▶ [RECORDS PROVIDED]:

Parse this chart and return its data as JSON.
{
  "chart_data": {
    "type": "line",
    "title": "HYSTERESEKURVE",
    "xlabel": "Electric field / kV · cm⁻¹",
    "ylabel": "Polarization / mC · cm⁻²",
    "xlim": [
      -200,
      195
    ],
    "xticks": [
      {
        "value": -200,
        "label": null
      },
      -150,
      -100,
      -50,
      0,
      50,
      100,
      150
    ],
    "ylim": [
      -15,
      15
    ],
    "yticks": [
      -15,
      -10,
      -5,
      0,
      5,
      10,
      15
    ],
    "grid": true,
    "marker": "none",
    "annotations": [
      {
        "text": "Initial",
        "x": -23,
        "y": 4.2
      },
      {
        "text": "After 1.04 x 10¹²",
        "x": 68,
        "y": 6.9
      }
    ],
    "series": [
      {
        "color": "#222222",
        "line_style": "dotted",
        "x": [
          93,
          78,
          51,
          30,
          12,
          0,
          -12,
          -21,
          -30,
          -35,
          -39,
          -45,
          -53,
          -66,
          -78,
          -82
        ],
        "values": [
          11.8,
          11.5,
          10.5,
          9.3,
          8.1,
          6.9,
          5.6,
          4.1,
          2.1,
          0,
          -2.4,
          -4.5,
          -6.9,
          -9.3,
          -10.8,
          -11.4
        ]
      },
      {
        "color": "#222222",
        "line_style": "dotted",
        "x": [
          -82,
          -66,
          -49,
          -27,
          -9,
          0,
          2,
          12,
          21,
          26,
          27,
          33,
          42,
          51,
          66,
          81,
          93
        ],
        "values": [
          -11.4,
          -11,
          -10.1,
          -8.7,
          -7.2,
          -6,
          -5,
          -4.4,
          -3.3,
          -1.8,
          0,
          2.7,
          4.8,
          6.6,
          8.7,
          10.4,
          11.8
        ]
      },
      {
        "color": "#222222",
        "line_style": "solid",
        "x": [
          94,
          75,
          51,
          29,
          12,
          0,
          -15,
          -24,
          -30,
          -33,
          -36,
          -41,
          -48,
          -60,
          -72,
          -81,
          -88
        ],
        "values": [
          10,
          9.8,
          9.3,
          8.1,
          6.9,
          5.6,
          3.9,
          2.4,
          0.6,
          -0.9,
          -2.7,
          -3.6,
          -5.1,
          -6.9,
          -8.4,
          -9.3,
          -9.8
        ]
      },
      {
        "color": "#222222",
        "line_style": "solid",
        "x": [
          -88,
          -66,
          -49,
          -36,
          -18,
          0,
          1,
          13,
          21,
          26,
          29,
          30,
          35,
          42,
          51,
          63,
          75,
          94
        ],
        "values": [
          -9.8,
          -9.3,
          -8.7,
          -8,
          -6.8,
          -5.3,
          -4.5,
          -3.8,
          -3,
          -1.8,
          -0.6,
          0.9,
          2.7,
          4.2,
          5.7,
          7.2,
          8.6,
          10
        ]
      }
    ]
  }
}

▶ [PROBLEM REQUIREMENTS]:
Set down all of the data above, word for word.

▶ [COMPLETED EXERCISE]:
Parse this chart and return its data as JSON.
{
  "chart_data": {
    "type": "line",
    "title": "HYSTERESEKURVE",
    "xlabel": "Electric field / kV · cm⁻¹",
    "ylabel": "Polarization / mC · cm⁻²",
    "xlim": [
      -200,
      195
    ],
    "xticks": [
      {
        "value": -200,
        "label": null
      },
      -150,
      -100,
      -50,
      0,
      50,
      100,
      150
    ],
    "ylim": [
      -15,
      15
    ],
    "yticks": [
      -15,
      -10,
      -5,
      0,
      5,
      10,
      15
    ],
    "grid": true,
    "marker": "none",
    "annotations": [
      {
        "text": "Initial",
        "x": -23,
        "y": 4.2
      },
      {
        "text": "After 1.04 x 10¹²",
        "x": 68,
        "y": 6.9
      }
    ],
    "series": [
      {
        "color": "#222222",
        "line_style": "dotted",
        "x": [
          93,
          78,
          51,
          30,
          12,
          0,
          -12,
          -21,
          -30,
          -35,
          -39,
          -45,
          -53,
          -66,
          -78,
          -82
        ],
        "values": [
          11.8,
          11.5,
          10.5,
          9.3,
          8.1,
          6.9,
          5.6,
          4.1,
          2.1,
          0,
          -2.4,
          -4.5,
          -6.9,
          -9.3,
          -10.8,
          -11.4
        ]
      },
      {
        "color": "#222222",
        "line_style": "dotted",
        "x": [
          -82,
          -66,
          -49,
          -27,
          -9,
          0,
          2,
          12,
          21,
          26,
          27,
          33,
          42,
          51,
          66,
          81,
          93
        ],
        "values": [
          -11.4,
          -11,
          -10.1,
          -8.7,
          -7.2,
          -6,
          -5,
          -4.4,
          -3.3,
          -1.8,
          0,
          2.7,
          4.8,
          6.6,
          8.7,
          10.4,
          11.8
        ]
      },
      {
        "color": "#222222",
        "line_style": "solid",
        "x": [
          94,
          75,
          51,
          29,
          12,
          0,
          -15,
          -24,
          -30,
          -33,
          -36,
          -41,
          -48,
          -60,
          -72,
          -81,
          -88
        ],
        "values": [
          10,
          9.8,
          9.3,
          8.1,
          6.9,
          5.6,
          3.9,
          2.4,
          0.6,
          -0.9,
          -2.7,
          -3.6,
          -5.1,
          -6.9,
          -8.4,
          -9.3,
          -9.8
        ]
      },
      {
        "color": "#222222",
        "line_style": "solid",
        "x": [
          -88,
          -66,
          -49,
          -36,
          -18,
          0,
          1,
          13,
          21,
          26,
          29,
          30,
          35,
          42,
          51,
          63,
          75,
          94
        ],
        "values": [
          -9.8,
          -9.3,
          -8.7,
          -8,
          -6.8,
          -5.3,
          -4.5,
          -3.8,
          -3,
          -1.8,
          -0.6,
          0.9,
          2.7,
          4.2,
          5.7,
          7.2,
          8.6,
          10
        ]
      }
    ]
  }
}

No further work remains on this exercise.